> _TASK BRIEF_: Repeat the records exactly. Every line must match.

> _Figure dataset records_:
▬▬▬▬▬▬

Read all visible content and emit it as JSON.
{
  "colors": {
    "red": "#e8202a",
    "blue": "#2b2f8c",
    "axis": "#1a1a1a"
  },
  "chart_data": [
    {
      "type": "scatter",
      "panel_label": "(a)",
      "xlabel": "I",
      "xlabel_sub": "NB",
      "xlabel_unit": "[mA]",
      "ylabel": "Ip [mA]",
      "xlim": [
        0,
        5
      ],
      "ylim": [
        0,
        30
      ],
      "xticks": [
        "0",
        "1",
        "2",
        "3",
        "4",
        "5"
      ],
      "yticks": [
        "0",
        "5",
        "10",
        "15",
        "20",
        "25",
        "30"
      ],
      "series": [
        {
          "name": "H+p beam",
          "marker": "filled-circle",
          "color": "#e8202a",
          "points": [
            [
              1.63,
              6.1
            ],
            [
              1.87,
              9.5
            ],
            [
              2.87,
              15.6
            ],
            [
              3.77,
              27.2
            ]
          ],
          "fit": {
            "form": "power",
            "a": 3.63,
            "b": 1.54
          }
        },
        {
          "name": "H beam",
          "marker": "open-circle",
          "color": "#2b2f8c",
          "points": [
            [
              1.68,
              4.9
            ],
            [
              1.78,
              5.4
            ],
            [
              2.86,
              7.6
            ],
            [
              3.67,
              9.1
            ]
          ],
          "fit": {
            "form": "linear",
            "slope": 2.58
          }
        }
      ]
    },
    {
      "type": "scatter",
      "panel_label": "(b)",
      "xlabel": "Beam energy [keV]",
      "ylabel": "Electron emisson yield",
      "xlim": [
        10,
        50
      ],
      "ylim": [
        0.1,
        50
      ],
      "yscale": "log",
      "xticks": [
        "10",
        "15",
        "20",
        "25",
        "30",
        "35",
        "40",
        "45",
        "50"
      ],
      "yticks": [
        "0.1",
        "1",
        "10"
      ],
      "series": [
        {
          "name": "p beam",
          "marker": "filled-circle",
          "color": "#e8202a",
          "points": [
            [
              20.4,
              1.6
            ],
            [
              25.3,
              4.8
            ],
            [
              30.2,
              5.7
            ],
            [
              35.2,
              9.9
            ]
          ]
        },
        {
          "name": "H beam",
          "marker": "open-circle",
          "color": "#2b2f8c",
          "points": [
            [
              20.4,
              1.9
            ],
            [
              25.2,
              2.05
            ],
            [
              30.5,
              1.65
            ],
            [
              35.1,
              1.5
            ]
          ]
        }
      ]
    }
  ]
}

▬▬▬▬▬▬

> _FULL ANSWER_:
Read all visible content and emit it as JSON.
{
  "colors": {
    "red": "#e8202a",
    "blue": "#2b2f8c",
    "axis": "#1a1a1a"
  },
  "chart_data": [
    {
      "type": "scatter",
      "panel_label": "(a)",
      "xlabel": "I",
      "xlabel_sub": "NB",
      "xlabel_unit": "[mA]",
      "ylabel": "Ip [mA]",
      "xlim": [
        0,
        5
      ],
      "ylim": [
        0,
        30
      ],
      "xticks": [
        "0",
        "1",
        "2",
        "3",
        "4",
        "5"
      ],
      "yticks": [
        "0",
        "5",
        "10",
        "15",
        "20",
        "25",
        "30"
      ],
      "series": [
        {
          "name": "H+p beam",
          "marker": "filled-circle",
          "color": "#e8202a",
          "points": [
            [
              1.63,
              6.1
            ],
            [
              1.87,
              9.5
            ],
            [
              2.87,
              15.6
            ],
            [
              3.77,
              27.2
            ]
          ],
          "fit": {
            "form": "power",
            "a": 3.63,
            "b": 1.54
          }
        },
        {
          "name": "H beam",
          "marker": "open-circle",
          "color": "#2b2f8c",
          "points": [
            [
              1.68,
              4.9
            ],
            [
              1.78,
              5.4
            ],
            [
              2.86,
              7.6
            ],
            [
              3.67,
              9.1
            ]
          ],
          "fit": {
            "form": "linear",
            "slope": 2.58
          }
        }
      ]
    },
    {
      "type": "scatter",
      "panel_label": "(b)",
      "xlabel": "Beam energy [keV]",
      "ylabel": "Electron emisson yield",
      "xlim": [
        10,
        50
      ],
      "ylim": [
        0.1,
        50
      ],
      "yscale": "log",
      "xticks": [
        "10",
        "15",
        "20",
        "25",
        "30",
        "35",
        "40",
        "45",
        "50"
      ],
      "yticks": [
        "0.1",
        "1",
        "10"
      ],
      "series": [
        {
          "name": "p beam",
          "marker": "filled-circle",
          "color": "#e8202a",
          "points": [
            [
              20.4,
              1.6
            ],
            [
              25.3,
              4.8
            ],
            [
              30.2,
              5.7
            ],
            [
              35.2,
              9.9
            ]
          ]
        },
        {
          "name": "H beam",
          "marker": "open-circle",
          "color": "#2b2f8c",
          "points": [
            [
              20.4,
              1.9
            ],
            [
              25.2,
              2.05
            ],
            [
              30.5,
              1.65
            ],
            [
              35.1,
              1.5
            ]
          ]
        }
      ]
    }
  ]
}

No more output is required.